*** QUOTED PASSAGE Section Begins ***

A Randomised Double Blind Placebo Controlled Study to Assess the Efficacy, Safety and Antiviral Activity of Phyllanthus niruri (HEPAR-P) in patients with Chronic Hepatitis B. (N. S. Khairullah, I. Merican, R. Yusup)

The study Hepar-P was conducted in collaboration with Nova Laboratories, Malaysian Liver Foundation and CCRE Therapeutics, Department of Epidemiology and Preventive Medicine, Monash University, Australia. Phyllanthus niruri (HEPAR-P) had been used traditionally in treatment of jaundice, diarrhea, kidney trouble, etc. Animal studies had showed that Hepar-P is non toxic and does not cause adverse effect of its consumptions.

In collaboration with MLF, clinical trial of Hepar-P was conducted to assess Hepar-P efficacy, safety and antiviral activity in treatment for Hepatitis B disease among 12 adult patients with chronic Hepatitis B in Selayang Hospital. The trial was conducted from August 2005 until July 2008 for 52 weeks for Hepar-P and placebo administration followed by 1st month, 3rd month and 6th month follow up after the administration of the Hepar-P and placebo.

*** QUOTED PASSAGE Section Ends ***
*** GIVEN RECORDS Section Begins ***

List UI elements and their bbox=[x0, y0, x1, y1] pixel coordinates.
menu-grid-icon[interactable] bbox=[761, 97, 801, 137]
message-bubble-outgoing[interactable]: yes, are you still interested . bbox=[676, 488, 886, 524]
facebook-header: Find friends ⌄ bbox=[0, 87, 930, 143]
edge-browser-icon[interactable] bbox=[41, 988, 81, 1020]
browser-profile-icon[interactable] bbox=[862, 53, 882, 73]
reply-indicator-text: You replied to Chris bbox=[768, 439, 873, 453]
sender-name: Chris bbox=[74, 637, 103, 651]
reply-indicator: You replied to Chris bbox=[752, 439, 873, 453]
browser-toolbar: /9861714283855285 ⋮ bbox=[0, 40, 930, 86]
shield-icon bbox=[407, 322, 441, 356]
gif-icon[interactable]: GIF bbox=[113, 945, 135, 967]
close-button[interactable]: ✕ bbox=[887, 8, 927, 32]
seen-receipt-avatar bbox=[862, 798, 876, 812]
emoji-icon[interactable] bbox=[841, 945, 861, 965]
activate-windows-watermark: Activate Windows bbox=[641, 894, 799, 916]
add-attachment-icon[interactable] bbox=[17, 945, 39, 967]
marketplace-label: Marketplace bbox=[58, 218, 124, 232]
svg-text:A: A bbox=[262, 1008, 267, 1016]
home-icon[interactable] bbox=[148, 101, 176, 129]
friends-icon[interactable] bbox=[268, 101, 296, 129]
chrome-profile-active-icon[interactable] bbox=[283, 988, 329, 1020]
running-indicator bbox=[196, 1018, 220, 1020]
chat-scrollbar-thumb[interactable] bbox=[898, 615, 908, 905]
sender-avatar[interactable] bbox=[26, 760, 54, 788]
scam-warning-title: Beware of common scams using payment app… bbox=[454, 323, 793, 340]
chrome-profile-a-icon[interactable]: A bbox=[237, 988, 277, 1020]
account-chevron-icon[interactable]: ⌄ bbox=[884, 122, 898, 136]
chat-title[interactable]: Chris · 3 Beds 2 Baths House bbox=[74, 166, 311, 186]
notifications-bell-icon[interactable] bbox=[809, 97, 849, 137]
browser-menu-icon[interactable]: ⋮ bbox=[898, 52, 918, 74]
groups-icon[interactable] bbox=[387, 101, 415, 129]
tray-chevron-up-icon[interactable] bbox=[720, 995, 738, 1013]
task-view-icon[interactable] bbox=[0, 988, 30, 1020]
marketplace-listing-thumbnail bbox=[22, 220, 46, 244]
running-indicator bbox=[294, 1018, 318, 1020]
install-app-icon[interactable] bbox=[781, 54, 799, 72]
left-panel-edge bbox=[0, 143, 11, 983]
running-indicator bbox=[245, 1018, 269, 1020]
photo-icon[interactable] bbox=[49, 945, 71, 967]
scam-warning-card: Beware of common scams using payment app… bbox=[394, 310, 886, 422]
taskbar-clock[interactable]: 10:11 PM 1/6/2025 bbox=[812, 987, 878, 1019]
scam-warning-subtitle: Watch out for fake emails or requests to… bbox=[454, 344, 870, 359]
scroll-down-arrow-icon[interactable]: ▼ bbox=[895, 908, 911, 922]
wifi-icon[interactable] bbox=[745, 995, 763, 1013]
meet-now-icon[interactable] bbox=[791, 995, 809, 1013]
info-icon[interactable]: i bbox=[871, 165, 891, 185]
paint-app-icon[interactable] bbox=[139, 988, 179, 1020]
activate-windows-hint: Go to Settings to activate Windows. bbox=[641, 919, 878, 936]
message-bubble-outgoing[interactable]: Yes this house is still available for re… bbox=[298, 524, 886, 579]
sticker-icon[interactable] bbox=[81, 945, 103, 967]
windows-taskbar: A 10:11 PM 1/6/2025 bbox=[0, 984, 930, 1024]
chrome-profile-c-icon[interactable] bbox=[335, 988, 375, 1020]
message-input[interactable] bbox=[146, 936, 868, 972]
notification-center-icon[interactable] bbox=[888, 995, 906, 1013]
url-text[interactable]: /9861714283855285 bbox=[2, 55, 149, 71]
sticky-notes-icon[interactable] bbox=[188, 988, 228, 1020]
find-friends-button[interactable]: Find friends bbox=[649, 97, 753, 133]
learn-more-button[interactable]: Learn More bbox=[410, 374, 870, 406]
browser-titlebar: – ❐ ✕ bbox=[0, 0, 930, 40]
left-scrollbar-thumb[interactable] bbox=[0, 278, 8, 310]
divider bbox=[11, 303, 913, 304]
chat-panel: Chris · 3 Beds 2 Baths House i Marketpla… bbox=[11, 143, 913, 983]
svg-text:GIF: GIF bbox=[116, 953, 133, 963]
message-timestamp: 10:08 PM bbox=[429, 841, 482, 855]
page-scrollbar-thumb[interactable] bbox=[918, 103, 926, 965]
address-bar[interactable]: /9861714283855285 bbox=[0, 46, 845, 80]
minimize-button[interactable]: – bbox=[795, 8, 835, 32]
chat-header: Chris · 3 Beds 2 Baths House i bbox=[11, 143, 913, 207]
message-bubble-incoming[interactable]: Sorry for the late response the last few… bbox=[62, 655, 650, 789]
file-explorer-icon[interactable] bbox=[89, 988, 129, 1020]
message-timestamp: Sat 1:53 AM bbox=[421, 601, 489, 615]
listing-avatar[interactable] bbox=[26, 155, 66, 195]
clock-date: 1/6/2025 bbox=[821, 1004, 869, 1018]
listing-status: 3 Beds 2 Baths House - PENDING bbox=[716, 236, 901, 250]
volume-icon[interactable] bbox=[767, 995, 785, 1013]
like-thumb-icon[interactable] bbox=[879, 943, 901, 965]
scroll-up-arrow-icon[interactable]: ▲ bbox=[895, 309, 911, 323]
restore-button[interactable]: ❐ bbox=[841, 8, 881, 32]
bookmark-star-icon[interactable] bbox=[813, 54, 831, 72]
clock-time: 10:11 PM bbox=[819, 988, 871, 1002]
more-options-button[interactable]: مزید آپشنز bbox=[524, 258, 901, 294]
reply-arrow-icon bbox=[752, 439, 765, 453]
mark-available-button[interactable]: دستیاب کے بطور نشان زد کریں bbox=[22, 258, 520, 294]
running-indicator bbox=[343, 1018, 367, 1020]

*** GIVEN RECORDS Section Ends ***

• WHAT THIS EXERCISE ASKS:
1. Answer these about the text on the Hepar-P study:
(a) What conditions had Phyllanthus niruri been used traditionally to treat?
(b) How many adult patients with chronic Hepatitis B took part in the trial?
(c) In which hospital was the trial conducted?
2. Quote the text on the Hepar-P study, starting at the words "In collaboration with MLF, clinical" and ending after the words "Hepar-P and placebo.".

• RESULTS IN ORDER:
1.
(a) Jaundice, diarrhea, kidney trouble, etc.
(b) 12
(c) Selayang Hospital

2.
In collaboration with MLF, clinical trial of Hepar-P was conducted to assess Hepar-P efficacy, safety and antiviral activity in treatment for Hepatitis B disease among 12 adult patients with chronic Hepatitis B in Selayang Hospital. The trial was conducted from August 2005 until July 2008 for 52 weeks for Hepar-P and placebo administration followed by 1st month, 3rd month and 6th month follow up after the administration of the Hepar-P and placebo.